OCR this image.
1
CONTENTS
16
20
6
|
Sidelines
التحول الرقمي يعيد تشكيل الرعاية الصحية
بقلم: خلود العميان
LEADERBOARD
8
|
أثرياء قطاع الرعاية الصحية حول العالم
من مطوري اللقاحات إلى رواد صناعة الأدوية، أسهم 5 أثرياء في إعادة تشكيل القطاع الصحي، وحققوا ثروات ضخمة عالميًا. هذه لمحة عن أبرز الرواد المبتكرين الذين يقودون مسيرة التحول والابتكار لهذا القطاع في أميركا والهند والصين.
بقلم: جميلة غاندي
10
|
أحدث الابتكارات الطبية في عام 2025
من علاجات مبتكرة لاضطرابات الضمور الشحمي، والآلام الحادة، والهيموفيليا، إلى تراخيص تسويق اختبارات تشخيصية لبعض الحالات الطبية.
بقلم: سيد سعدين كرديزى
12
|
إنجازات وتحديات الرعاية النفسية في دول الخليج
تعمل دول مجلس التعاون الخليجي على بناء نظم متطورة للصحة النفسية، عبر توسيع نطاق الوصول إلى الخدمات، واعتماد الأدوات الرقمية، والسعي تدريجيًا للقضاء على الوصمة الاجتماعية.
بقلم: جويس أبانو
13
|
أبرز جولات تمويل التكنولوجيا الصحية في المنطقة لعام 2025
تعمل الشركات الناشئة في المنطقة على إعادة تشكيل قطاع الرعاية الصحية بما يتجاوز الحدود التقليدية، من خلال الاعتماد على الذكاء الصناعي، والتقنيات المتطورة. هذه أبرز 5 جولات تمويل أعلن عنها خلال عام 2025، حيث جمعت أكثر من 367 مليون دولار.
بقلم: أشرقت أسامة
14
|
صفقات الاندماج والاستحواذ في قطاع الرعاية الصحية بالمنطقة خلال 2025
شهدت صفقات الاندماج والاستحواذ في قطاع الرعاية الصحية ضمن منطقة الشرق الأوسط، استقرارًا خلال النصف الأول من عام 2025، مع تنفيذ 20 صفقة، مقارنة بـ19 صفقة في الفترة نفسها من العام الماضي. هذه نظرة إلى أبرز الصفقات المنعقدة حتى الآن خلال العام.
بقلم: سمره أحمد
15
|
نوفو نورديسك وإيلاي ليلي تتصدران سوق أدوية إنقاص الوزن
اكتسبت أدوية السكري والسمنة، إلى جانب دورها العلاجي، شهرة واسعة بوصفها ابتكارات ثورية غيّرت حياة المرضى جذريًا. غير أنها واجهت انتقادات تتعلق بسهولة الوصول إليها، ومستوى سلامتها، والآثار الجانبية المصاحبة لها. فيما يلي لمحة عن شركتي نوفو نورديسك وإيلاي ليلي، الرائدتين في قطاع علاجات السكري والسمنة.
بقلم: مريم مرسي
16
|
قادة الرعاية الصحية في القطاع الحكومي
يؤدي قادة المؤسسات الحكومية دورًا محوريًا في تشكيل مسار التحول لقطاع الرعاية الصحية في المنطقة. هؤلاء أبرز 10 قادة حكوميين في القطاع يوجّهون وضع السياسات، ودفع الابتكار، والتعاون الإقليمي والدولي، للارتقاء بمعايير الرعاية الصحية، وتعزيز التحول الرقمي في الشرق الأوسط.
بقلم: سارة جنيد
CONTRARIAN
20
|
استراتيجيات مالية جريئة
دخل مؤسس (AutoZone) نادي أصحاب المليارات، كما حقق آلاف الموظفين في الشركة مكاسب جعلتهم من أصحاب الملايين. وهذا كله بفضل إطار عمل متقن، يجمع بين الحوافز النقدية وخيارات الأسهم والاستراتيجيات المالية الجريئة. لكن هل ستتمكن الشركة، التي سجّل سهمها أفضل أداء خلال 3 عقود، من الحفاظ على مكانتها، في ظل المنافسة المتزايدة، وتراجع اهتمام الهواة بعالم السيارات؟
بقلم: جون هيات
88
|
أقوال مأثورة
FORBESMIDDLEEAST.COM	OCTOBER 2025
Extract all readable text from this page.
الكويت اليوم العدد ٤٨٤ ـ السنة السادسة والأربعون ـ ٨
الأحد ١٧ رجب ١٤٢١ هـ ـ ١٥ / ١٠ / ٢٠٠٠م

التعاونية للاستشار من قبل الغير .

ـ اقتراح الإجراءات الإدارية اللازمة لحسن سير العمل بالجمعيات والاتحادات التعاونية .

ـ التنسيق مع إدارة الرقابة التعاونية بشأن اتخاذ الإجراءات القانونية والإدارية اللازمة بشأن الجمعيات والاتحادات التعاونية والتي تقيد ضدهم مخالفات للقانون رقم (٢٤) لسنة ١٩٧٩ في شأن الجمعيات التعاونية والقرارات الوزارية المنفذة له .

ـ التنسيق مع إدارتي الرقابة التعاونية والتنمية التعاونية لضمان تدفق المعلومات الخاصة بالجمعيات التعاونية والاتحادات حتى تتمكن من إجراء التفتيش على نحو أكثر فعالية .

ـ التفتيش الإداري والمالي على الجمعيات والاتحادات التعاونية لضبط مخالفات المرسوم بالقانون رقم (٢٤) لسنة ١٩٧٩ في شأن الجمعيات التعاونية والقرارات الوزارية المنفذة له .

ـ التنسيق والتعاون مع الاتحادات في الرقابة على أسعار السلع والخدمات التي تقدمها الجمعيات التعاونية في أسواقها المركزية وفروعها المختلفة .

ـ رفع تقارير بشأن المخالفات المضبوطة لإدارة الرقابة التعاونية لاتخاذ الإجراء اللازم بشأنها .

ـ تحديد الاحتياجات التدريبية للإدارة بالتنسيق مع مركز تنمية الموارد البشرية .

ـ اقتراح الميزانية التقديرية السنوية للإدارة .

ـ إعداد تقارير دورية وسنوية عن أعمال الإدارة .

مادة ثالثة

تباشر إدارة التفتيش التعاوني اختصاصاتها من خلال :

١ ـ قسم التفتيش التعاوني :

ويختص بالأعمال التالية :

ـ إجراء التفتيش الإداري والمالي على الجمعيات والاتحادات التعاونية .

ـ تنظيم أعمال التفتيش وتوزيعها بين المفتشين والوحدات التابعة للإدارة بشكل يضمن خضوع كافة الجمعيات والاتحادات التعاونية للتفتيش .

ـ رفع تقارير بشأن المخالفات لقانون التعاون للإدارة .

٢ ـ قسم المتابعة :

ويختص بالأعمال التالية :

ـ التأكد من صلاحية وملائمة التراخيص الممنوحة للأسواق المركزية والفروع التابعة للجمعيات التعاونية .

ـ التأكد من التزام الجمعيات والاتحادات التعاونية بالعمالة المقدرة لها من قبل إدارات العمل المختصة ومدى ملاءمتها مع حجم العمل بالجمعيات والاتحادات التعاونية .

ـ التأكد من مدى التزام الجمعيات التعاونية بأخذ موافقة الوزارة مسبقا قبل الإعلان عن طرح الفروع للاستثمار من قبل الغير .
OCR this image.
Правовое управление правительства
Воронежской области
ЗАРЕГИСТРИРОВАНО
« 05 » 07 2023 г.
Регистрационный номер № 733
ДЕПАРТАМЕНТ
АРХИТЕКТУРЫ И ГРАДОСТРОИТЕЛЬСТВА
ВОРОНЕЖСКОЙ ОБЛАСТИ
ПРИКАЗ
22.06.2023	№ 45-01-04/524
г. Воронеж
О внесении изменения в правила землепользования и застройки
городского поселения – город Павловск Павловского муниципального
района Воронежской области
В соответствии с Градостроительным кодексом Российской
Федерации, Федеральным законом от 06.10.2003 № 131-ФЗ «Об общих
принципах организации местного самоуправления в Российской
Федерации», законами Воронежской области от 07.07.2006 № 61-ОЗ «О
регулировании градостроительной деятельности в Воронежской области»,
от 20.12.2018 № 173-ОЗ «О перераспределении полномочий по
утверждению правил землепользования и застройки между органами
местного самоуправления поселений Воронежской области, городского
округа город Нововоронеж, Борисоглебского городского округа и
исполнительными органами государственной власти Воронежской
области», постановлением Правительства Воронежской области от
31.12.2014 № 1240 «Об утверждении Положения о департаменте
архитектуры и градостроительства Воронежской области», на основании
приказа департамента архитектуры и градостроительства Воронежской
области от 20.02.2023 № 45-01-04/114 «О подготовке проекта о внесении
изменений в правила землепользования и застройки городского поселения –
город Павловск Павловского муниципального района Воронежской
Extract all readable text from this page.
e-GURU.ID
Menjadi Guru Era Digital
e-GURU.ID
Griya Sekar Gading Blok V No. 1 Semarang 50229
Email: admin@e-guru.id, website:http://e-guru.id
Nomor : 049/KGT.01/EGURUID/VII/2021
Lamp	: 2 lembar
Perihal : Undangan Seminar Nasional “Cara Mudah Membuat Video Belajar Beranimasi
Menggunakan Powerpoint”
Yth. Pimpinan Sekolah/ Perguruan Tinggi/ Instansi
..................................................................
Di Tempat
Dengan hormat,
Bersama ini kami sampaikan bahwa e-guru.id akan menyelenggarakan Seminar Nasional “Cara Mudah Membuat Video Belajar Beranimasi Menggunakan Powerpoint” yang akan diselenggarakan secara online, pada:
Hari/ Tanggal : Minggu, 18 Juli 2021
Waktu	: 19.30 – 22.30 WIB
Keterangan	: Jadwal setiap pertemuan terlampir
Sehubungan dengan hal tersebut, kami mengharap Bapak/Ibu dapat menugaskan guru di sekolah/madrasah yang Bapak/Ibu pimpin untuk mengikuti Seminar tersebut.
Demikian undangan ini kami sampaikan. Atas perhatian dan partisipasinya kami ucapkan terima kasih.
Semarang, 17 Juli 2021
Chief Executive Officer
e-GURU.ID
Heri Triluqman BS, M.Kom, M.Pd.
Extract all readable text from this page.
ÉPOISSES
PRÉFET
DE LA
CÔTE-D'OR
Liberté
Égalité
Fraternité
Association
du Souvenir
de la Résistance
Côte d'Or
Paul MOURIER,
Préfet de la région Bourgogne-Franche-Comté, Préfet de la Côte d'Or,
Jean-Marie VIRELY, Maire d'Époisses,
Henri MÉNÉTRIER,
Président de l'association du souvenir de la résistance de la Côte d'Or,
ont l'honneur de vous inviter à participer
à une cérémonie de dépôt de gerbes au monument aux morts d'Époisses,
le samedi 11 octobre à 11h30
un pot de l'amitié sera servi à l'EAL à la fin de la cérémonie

----------------

_Exercise brief_. In the listing above, find the lines holding the word "صفقات" and copy them.

_Full answer_.
صفقات الاندماج والاستحواذ في قطاع الرعاية الصحية بالمنطقة خلال 2025
شهدت صفقات الاندماج والاستحواذ في قطاع الرعاية الصحية ضمن منطقة الشرق الأوسط، استقرارًا خلال النصف الأول من عام 2025، مع تنفيذ 20 صفقة، مقارنة بـ19 صفقة في الفترة نفسها من العام الماضي. هذه نظرة إلى أبرز الصفقات المنعقدة حتى الآن خلال العام.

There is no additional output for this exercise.